▶ _TO BE DONE_
Put each line of the material below into a JSON list of strings, one string per line, leaving out blank lines and the pictures.

▶ _EXCERPTED RECORDS_
[start]
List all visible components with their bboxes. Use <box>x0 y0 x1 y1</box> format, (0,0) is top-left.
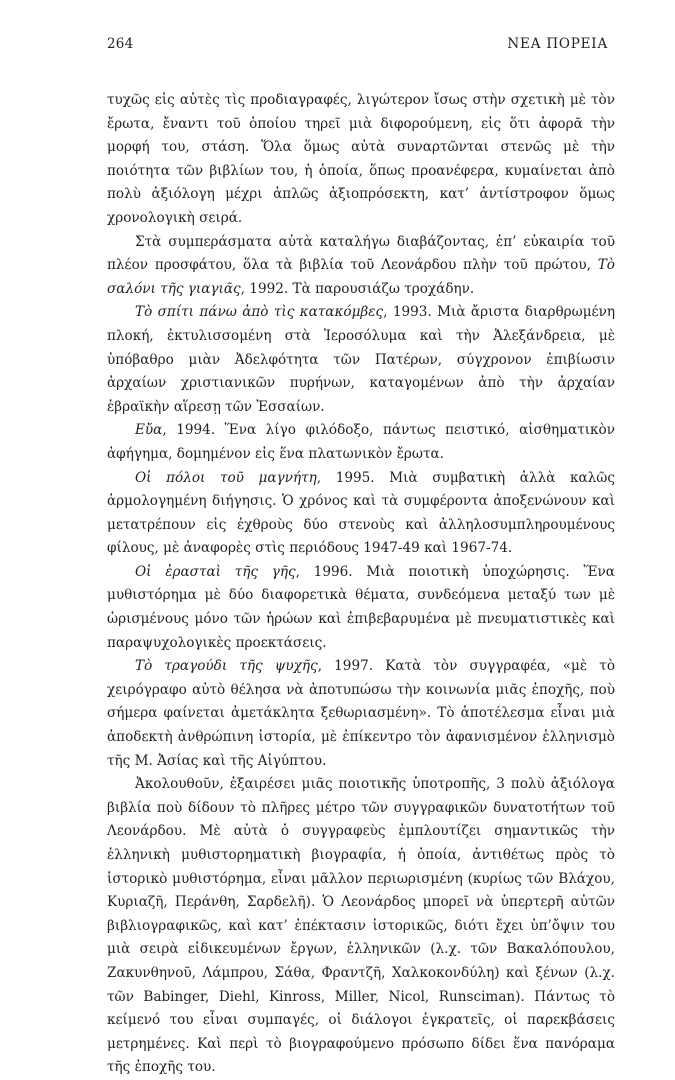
running-title: ΝΕΑ ΠΟΡΕΙΑ <box>507 36 608 52</box>
book-title: Τὸ τραγούδι τῆς ψυχῆς <box>135 658 318 675</box>
paragraph <box>107 231 615 302</box>
paragraph <box>107 655 615 773</box>
paragraph <box>107 419 615 466</box>
paragraph <box>107 301 615 419</box>
text-run: , 1997. Κατὰ τὸν συγγραφέα, «μὲ τὸ χειρόγραφο αὐτὸ θέλησα νὰ ἀποτυπώσω τὴν κοινωνία μιᾶς ἐποχῆς, ποὺ σήμερα φαίνεται ἀμετάκλητα ξεθωριασμένη». Τὸ ἀποτέλεσμα εἶναι μιὰ ἀποδεκτὴ ἀνθρώπινη ἱστορία, μὲ ἐπίκεντρο τὸν ἀφανισμένον ἑλληνισμὸ τῆς Μ. Ἀσίας καὶ τῆς Αἰγύπτου. <box>107 658 615 769</box>
paragraph <box>107 467 615 561</box>
book-title: Οἱ πόλοι τοῦ μαγνήτη <box>135 469 317 486</box>
text-run: , 1993. Μιὰ ἄριστα διαρθρωμένη πλοκή, ἐκτυλισσομένη στὰ Ἱεροσόλυμα καὶ τὴν Ἀλεξάνδρεια, μὲ ὑπόβαθρο μιὰν Ἀδελφότητα τῶν Πατέρων, σύγχρονον ἐπιβίωσιν ἀρχαίων χριστιανικῶν πυρήνων, καταγομένων ἀπὸ τὴν ἀρχαίαν ἑβραϊκὴν αἵρεσῃ τῶν Ἐσσαίων. <box>107 304 615 415</box>
book-title: Τὸ σπίτι πάνω ἀπὸ τὶς κατακόμβες <box>135 304 384 321</box>
body-text <box>107 89 615 1080</box>
book-title: Οἱ ἐρασταὶ τῆς γῆς <box>135 563 296 580</box>
text-run: Ἀκολουθοῦν, ἐξαιρέσει μιᾶς ποιοτικῆς ὑποτροπῆς, 3 πολὺ ἀξιόλογα βιβλία ποὺ δίδουν τὸ πλῆρες μέτρο τῶν συγγραφικῶν δυνατοτήτων τοῦ Λεονάρδου. Μὲ αὐτὰ ὁ συγγραφεὺς ἐμπλουτίζει σημαντικῶς τὴν ἑλληνικὴ μυθιστορηματικὴ βιογραφία, ἡ ὁποία, ἀντιθέτως πρὸς τὸ ἱστορικὸ μυθιστόρημα, εἶναι μᾶλλον περιωρισμένη (κυρίως τῶν Βλάχου, Κυριαζῆ, Περάνθη, Σαρδελῆ). Ὁ Λεονάρδος μπορεῖ νὰ ὑπερτερῆ αὐτῶν βιβλιογραφικῶς, καὶ κατ’ ἐπέκτασιν ἱστορικῶς, διότι ἔχει ὑπ’ὄψιν του μιὰ σειρὰ εἰδικευμένων ἔργων, ἑλληνικῶν (λ.χ. τῶν Βακαλόπουλου, Ζακυνθηνοῦ, Λάμπρου, Σάθα, Φραντζῆ, Χαλκοκονδύλη) καὶ ξένων (λ.χ. τῶν Babinger, Diehl, Kinross, Miller, Nicol, Runsciman). Πάντως τὸ κείμενό του εἶναι συμπαγές, οἱ διάλογοι ἐγκρατεῖς, οἱ παρεκβάσεις μετρημένες. Καὶ περὶ τὸ βιογραφούμενο πρόσωπο δίδει ἕνα πανόραμα τῆς ἐποχῆς του. <box>107 776 615 1076</box>
text-run: , 1992. Τὰ παρουσιάζω τροχάδην. <box>240 280 475 297</box>
paragraph <box>107 89 615 231</box>
text-run: τυχῶς εἰς αὐτὲς τὶς προδιαγραφές, λιγώτερον ἴσως στὴν σχετικὴ μὲ τὸν ἔρωτα, ἔναντι τοῦ ὁποίου τηρεῖ μιὰ διφορούμενη, εἰς ὅτι ἀφορᾶ τὴν μορφή του, στάση. Ὅλα ὅμως αὐτὰ συναρτῶνται στενῶς μὲ τὴν ποιότητα τῶν βιβλίων του, ἡ ὁποία, ὅπως προανέφερα, κυμαίνεται ἀπὸ πολὺ ἀξιόλογη μέχρι ἁπλῶς ἀξιοπρόσεκτη, κατ’ ἀντίστροφον ὅμως χρονολογικὴ σειρά. <box>107 92 615 226</box>
text-run: Στὰ συμπεράσματα αὐτὰ καταλήγω διαβάζοντας, ἐπ’ εὐκαιρία τοῦ πλέον προσφάτου, ὅλα τὰ βιβλία τοῦ Λεονάρδου πλὴν τοῦ πρώτου, <box>107 233 615 274</box>
text-run: , 1995. Μιὰ συμβατικὴ ἀλλὰ καλῶς ἁρμολογημένη διήγησις. Ὁ χρόνος καὶ τὰ συμφέροντα ἀποξενώνουν καὶ μετατρέπουν εἰς ἐχθροὺς δύο στενοὺς καὶ ἀλληλοσυμπληρουμένους φίλους, μὲ ἀναφορὲς στὶς περιόδους 1947-49 καὶ 1967-74. <box>107 469 615 557</box>
paragraph <box>107 773 615 1080</box>
paragraph <box>107 561 615 655</box>
book-title: Εὔα <box>135 422 163 439</box>
page-number: 264 <box>107 36 134 52</box>
text-run: , 1994. Ἕνα λίγο φιλόδοξο, πάντως πειστικό, αἰσθηματικὸν ἀφήγημα, δομημένον εἰς ἕνα πλατωνικὸν ἔρωτα. <box>107 422 615 462</box>
text-run: , 1996. Μιὰ ποιοτικὴ ὑποχώρησις. Ἕνα μυθιστόρημα μὲ δύο διαφορετικὰ θέματα, συνδεόμενα μεταξύ των μὲ ὡρισμένους μόνο τῶν ἡρώων καὶ ἐπιβεβαρυμένα μὲ πνευματιστικὲς καὶ παραψυχολογικὲς προεκτάσεις. <box>107 563 615 651</box>
page-header <box>107 36 608 58</box>
book-title: Τὸ σαλόνι τῆς γιαγιᾶς <box>107 257 615 297</box>
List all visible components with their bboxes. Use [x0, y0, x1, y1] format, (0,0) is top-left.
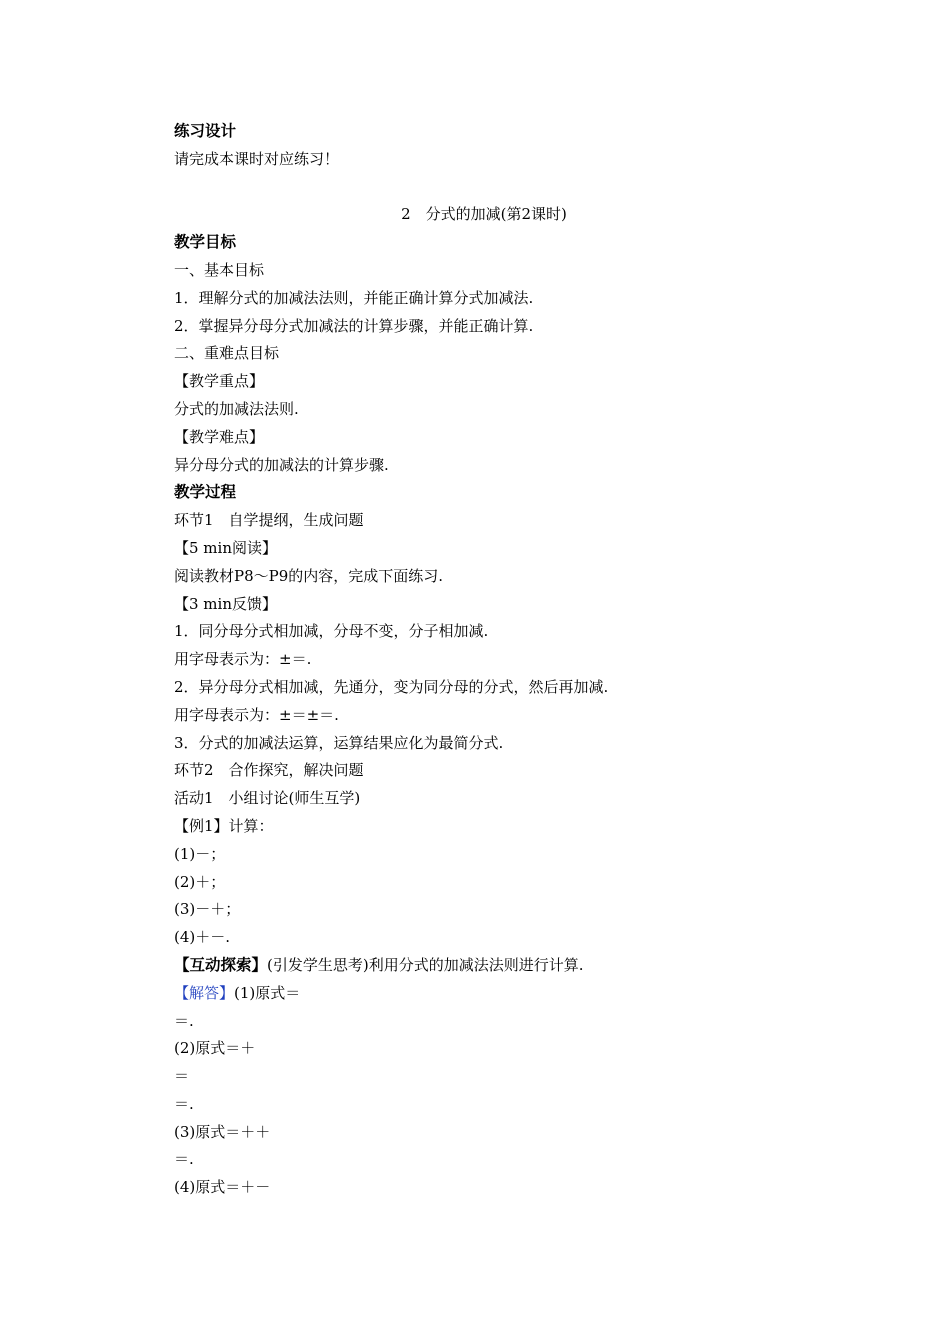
[end]
▶ _RESULT OF THIS TASK_
[
  "List all visible components with their bboxes. Use <box>x0 y0 x1 y1</box> format, (0,0) is top-left.",
  "running-title: ΝΕΑ ΠΟΡΕΙΑ <box>507 36 608 52</box>",
  "book-title: Τὸ τραγούδι τῆς ψυχῆς <box>135 658 318 675</box>",
  "paragraph <box>107 231 615 302</box>",
  "paragraph <box>107 655 615 773</box>",
  "paragraph <box>107 419 615 466</box>",
  "paragraph <box>107 301 615 419</box>",
  "text-run: , 1997. Κατὰ τὸν συγγραφέα, «μὲ τὸ χειρόγραφο αὐτὸ θέλησα νὰ ἀποτυπώσω τὴν κοινωνία μιᾶς ἐποχῆς, ποὺ σήμερα φαίνεται ἀμετάκλητα ξεθωριασμένη». Τὸ ἀποτέλεσμα εἶναι μιὰ ἀποδεκτὴ ἀνθρώπινη ἱστορία, μὲ ἐπίκεντρο τὸν ἀφανισμένον ἑλληνισμὸ τῆς Μ. Ἀσίας καὶ τῆς Αἰγύπτου. <box>107 658 615 769</box>",
  "paragraph <box>107 467 615 561</box>",
  "book-title: Οἱ πόλοι τοῦ μαγνήτη <box>135 469 317 486</box>",
  "text-run: , 1993. Μιὰ ἄριστα διαρθρωμένη πλοκή, ἐκτυλισσομένη στὰ Ἱεροσόλυμα καὶ τὴν Ἀλεξάνδρεια, μὲ ὑπόβαθρο μιὰν Ἀδελφότητα τῶν Πατέρων, σύγχρονον ἐπιβίωσιν ἀρχαίων χριστιανικῶν πυρήνων, καταγομένων ἀπὸ τὴν ἀρχαίαν ἑβραϊκὴν αἵρεσῃ τῶν Ἐσσαίων. <box>107 304 615 415</box>",
  "book-title: Τὸ σπίτι πάνω ἀπὸ τὶς κατακόμβες <box>135 304 384 321</box>",
  "body-text <box>107 89 615 1080</box>",
  "book-title: Οἱ ἐρασταὶ τῆς γῆς <box>135 563 296 580</box>",
  "text-run: Ἀκολουθοῦν, ἐξαιρέσει μιᾶς ποιοτικῆς ὑποτροπῆς, 3 πολὺ ἀξιόλογα βιβλία ποὺ δίδουν τὸ πλῆρες μέτρο τῶν συγγραφικῶν δυνατοτήτων τοῦ Λεονάρδου. Μὲ αὐτὰ ὁ συγγραφεὺς ἐμπλουτίζει σημαντικῶς τὴν ἑλληνικὴ μυθιστορηματικὴ βιογραφία, ἡ ὁποία, ἀντιθέτως πρὸς τὸ ἱστορικὸ μυθιστόρημα, εἶναι μᾶλλον περιωρισμένη (κυρίως τῶν Βλάχου, Κυριαζῆ, Περάνθη, Σαρδελῆ). Ὁ Λεονάρδος μπορεῖ νὰ ὑπερτερῆ αὐτῶν βιβλιογραφικῶς, καὶ κατ’ ἐπέκτασιν ἱστορικῶς, διότι ἔχει ὑπ’ὄψιν του μιὰ σειρὰ εἰδικευμένων ἔργων, ἑλληνικῶν (λ.χ. τῶν Βακαλόπουλου, Ζακυνθηνοῦ, Λάμπρου, Σάθα, Φραντζῆ, Χαλκοκονδύλη) καὶ ξένων (λ.χ. τῶν Babinger, Diehl, Kinross, Miller, Nicol, Runsciman). Πάντως τὸ κείμενό του εἶναι συμπαγές, οἱ διάλογοι ἐγκρατεῖς, οἱ παρεκβάσεις μετρημένες. Καὶ περὶ τὸ βιογραφούμενο πρόσωπο δίδει ἕνα πανόραμα τῆς ἐποχῆς του. <box>107 776 615 1076</box>",
  "text-run: , 1992. Τὰ παρουσιάζω τροχάδην. <box>240 280 475 297</box>",
  "paragraph <box>107 89 615 231</box>",
  "text-run: τυχῶς εἰς αὐτὲς τὶς προδιαγραφές, λιγώτερον ἴσως στὴν σχετικὴ μὲ τὸν ἔρωτα, ἔναντι τοῦ ὁποίου τηρεῖ μιὰ διφορούμενη, εἰς ὅτι ἀφορᾶ τὴν μορφή του, στάση. Ὅλα ὅμως αὐτὰ συναρτῶνται στενῶς μὲ τὴν ποιότητα τῶν βιβλίων του, ἡ ὁποία, ὅπως προανέφερα, κυμαίνεται ἀπὸ πολὺ ἀξιόλογη μέχρι ἁπλῶς ἀξιοπρόσεκτη, κατ’ ἀντίστροφον ὅμως χρονολογικὴ σειρά. <box>107 92 615 226</box>",
  "text-run: Στὰ συμπεράσματα αὐτὰ καταλήγω διαβάζοντας, ἐπ’ εὐκαιρία τοῦ πλέον προσφάτου, ὅλα τὰ βιβλία τοῦ Λεονάρδου πλὴν τοῦ πρώτου, <box>107 233 615 274</box>",
  "text-run: , 1995. Μιὰ συμβατικὴ ἀλλὰ καλῶς ἁρμολογημένη διήγησις. Ὁ χρόνος καὶ τὰ συμφέροντα ἀποξενώνουν καὶ μετατρέπουν εἰς ἐχθροὺς δύο στενοὺς καὶ ἀλληλοσυμπληρουμένους φίλους, μὲ ἀναφορὲς στὶς περιόδους 1947-49 καὶ 1967-74. <box>107 469 615 557</box>",
  "paragraph <box>107 773 615 1080</box>",
  "paragraph <box>107 561 615 655</box>",
  "book-title: Εὔα <box>135 422 163 439</box>",
  "page-number: 264 <box>107 36 134 52</box>",
  "text-run: , 1994. Ἕνα λίγο φιλόδοξο, πάντως πειστικό, αἰσθηματικὸν ἀφήγημα, δομημένον εἰς ἕνα πλατωνικὸν ἔρωτα. <box>107 422 615 462</box>",
  "text-run: , 1996. Μιὰ ποιοτικὴ ὑποχώρησις. Ἕνα μυθιστόρημα μὲ δύο διαφορετικὰ θέματα, συνδεόμενα μεταξύ των μὲ ὡρισμένους μόνο τῶν ἡρώων καὶ ἐπιβεβαρυμένα μὲ πνευματιστικὲς καὶ παραψυχολογικὲς προεκτάσεις. <box>107 563 615 651</box>",
  "page-header <box>107 36 608 58</box>",
  "book-title: Τὸ σαλόνι τῆς γιαγιᾶς <box>107 257 615 297</box>",
  "List all visible components with their bboxes. Use [x0, y0, x1, y1] format, (0,0) is top-left."
]